▸ **TASK STATEMENT**: Show all lines from the data that include the word "Defense".

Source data
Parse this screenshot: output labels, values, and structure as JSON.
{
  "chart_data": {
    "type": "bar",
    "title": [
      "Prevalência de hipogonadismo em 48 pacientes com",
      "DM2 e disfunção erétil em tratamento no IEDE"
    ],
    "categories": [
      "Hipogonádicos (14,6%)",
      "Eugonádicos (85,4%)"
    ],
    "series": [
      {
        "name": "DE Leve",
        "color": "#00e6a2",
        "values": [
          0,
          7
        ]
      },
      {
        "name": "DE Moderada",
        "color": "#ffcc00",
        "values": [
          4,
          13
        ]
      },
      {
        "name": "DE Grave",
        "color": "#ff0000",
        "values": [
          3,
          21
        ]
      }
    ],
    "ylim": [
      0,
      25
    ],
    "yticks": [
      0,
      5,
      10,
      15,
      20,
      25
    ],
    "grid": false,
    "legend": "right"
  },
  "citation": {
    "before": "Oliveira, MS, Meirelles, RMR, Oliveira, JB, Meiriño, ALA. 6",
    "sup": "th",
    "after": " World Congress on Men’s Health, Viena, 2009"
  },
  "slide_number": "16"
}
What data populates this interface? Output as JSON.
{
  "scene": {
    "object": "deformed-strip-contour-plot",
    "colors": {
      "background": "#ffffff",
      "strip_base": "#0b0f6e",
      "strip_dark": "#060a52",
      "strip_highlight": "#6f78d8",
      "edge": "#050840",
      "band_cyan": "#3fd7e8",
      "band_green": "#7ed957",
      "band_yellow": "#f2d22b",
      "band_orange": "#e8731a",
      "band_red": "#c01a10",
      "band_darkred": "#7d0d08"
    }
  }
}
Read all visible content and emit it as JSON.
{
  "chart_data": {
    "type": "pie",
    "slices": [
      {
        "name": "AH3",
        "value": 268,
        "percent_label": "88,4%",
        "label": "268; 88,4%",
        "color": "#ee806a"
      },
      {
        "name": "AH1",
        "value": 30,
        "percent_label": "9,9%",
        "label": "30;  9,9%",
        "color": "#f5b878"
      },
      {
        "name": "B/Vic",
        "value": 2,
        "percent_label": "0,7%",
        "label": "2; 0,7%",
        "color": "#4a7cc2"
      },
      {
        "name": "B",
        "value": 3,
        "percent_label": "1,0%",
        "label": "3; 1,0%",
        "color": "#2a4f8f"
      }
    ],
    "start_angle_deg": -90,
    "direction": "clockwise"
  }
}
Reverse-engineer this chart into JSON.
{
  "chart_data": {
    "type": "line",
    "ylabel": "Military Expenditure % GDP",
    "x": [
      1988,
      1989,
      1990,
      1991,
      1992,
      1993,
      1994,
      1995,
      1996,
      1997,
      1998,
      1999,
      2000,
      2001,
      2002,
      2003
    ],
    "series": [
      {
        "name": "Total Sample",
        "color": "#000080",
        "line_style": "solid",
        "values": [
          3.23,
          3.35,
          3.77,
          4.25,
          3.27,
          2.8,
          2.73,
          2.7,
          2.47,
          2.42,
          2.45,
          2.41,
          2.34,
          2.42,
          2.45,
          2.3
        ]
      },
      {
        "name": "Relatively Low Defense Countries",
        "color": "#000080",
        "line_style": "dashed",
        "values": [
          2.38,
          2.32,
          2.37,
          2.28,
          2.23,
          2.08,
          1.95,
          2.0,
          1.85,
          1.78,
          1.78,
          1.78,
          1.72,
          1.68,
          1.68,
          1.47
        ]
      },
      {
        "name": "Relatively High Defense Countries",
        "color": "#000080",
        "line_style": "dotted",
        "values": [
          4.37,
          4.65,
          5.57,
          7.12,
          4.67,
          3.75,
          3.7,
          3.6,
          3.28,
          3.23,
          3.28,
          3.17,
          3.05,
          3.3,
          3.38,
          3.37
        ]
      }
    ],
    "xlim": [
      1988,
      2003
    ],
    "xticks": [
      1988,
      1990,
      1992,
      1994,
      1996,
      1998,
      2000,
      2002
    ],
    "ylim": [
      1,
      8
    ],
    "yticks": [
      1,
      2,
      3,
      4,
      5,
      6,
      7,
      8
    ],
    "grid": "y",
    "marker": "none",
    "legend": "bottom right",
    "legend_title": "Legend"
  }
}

▸ **THE COMPLETED TASK**:
        "name": "Relatively Low Defense Countries",
        "name": "Relatively High Defense Countries",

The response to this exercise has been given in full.